## PASSAGE GIVEN
## Start

The Leonard Beuhler (sp?), the President of C4C Canada (now called 'Power to Change') and Mike Woodard, national director for Campus for Christ (the campus ministry) were the speakers for the weekend. I want to say that the talks they gave were pretty usual, but when God is involved, of course, things are never usual.
Addressing the crowd of students a number of times, Leonard's talk on the ministry of the Holy Spirit, and how important being filled with the Spirit is in following Christ really stuck out to me. Especially when he put a slide up depicting the Spirit-filled individual (full of the fruits of the Spirit) and the attributes of a carnal Christian. When asked to pinpoint which attributes of the latter we could identify with, I was dismayed that I needed both hands to count. It wasn't so surprising, I guess. I have been struggling these past few weeks (see post below for a good example), but I figured that things were pretty good. I'm someone who believes we're filled with the Spirit upon making a decision for Christ. I felt the immediate impact the moment I became a Christian, but I have to admit, the 'feeling' doesn't always carry.
I'm probably doing a very inadequate job of making this clear, but I'll try my best. Basically, I've got the Spirit, but I've been doing a poor job of relying on Him to help build my relationship with Christ, and lead me in life in general. My prayer times and devotional times have really suffered a blow since school started, and I've been doing a pretty bad job of missing 'dates' with God. I can't remember if was Leonard or not who pointed out that 'you wouldn't miss a date with a boyfriend or girlfriend... the same should go for God.' Ouch. "Sorry, Lord, doing ______ was more important than hanging out with you." I've slowly been relying on my own strength more and more, and more and more I'm missing quality contact with God. Spiritual suffocation. Ick.
So I'm so glad that even though my initial attitude was "Ok, we've gone over this before", God still (as usual) got the point across. I'm definitely challenged to commit more time to prayer and devos than I have been, and while I'm starting tonight effectively, something really cool starts tomorrow that I want to let you know about...
2000 for 500: Asking God to Draw Students to Faith
If you're a student or staff with C4C, you've probably heard of this new prayer initiative. Last year, 143 students made a faith decision, and this year, we're asking God for another miracle: 500 students to make the decision to enter into a relationship with Jesus, with special emphasis on Quebecois and Muslim students - two of the most unreached student groups across Canada. There's a chance on the website to sign up for a 15-minute prayer slot, or you could just pray as you're led to over the course of the week (and beyond!). I'm encouraged. Very encouraged. And I'll definitely be praying for these goals, and hopefully going sharing more regularly. I've been challenged to step up in faith, that's for sure.

## End

## JOBS
a. According to the post about the C4C weekend, how many students made a faith decision last year?
b. Return the passage of the post about the C4C weekend from "2000 for 500: Asking" to "that's for sure.", copied word for word.

## ENTRIES PROVIDED
## Start

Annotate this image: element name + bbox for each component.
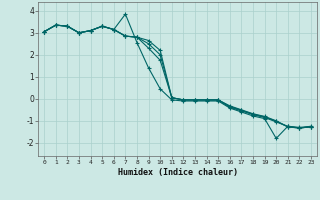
- X-axis label: Humidex (Indice chaleur): Humidex (Indice chaleur): [118, 168, 238, 177]
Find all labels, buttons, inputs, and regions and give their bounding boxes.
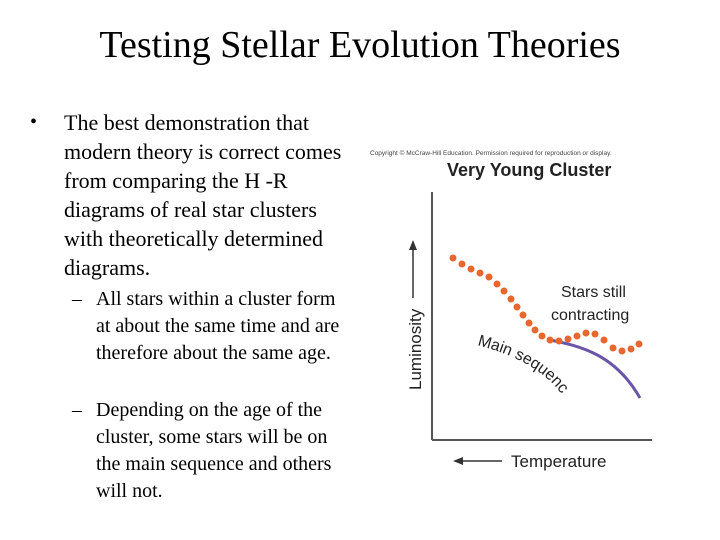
bullet-marker: • [30,111,38,133]
star-dot [485,273,493,281]
contracting-label-line1: Stars still [561,284,626,301]
temperature-arrow [453,457,502,465]
star-dot [531,326,539,334]
star-dot [519,311,527,319]
star-dot [600,336,608,344]
star-dot [458,260,466,268]
star-dot [582,329,590,337]
star-dot [500,287,508,295]
star-dot [493,280,501,288]
main-bullet-text: The best demonstration that modern theor… [64,110,342,280]
figure-title: Very Young Cluster [447,160,611,180]
sub-bullet-marker: – [72,399,82,421]
luminosity-arrow [409,240,417,298]
contracting-stars-dots [449,254,643,355]
hr-diagram-figure: Copyright © McCraw-Hill Education. Permi… [361,127,710,480]
contracting-label-line2: contracting [551,307,629,324]
star-dot [555,337,563,345]
star-dot [609,344,617,352]
star-dot [627,345,635,353]
star-dot [476,269,484,277]
star-dot [564,335,572,343]
star-dot [635,340,643,348]
star-dot [538,332,546,340]
star-dot [507,295,515,303]
sub-bullet-text: All stars within a cluster form at about… [96,288,340,364]
slide-title: Testing Stellar Evolution Theories [99,24,621,66]
star-dot [449,254,457,262]
sub-bullet-marker: – [72,288,82,310]
star-dot [573,332,581,340]
hr-diagram: Copyright © McCraw-Hill Education. Permi… [361,127,652,471]
star-dot [525,319,533,327]
star-dot [467,265,475,273]
star-dot [546,336,554,344]
x-axis-label: Temperature [511,452,606,471]
sub-bullet-text: Depending on the age of the cluster, som… [96,399,332,502]
star-dot [618,347,626,355]
star-dot [513,303,521,311]
copyright-notice: Copyright © McCraw-Hill Education. Permi… [370,149,612,157]
star-dot [591,330,599,338]
y-axis-label: Luminosity [406,308,425,390]
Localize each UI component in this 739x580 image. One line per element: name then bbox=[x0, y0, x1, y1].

## End

## THE REPLIES
a. 143 students.

b.
2000 for 500: Asking God to Draw Students to Faith
If you're a student or staff with C4C, you've probably heard of this new prayer initiative. Last year, 143 students made a faith decision, and this year, we're asking God for another miracle: 500 students to make the decision to enter into a relationship with Jesus, with special emphasis on Quebecois and Muslim students - two of the most unreached student groups across Canada. There's a chance on the website to sign up for a 15-minute prayer slot, or you could just pray as you're led to over the course of the week (and beyond!). I'm encouraged. Very encouraged. And I'll definitely be praying for these goals, and hopefully going sharing more regularly. I've been challenged to step up in faith, that's for sure.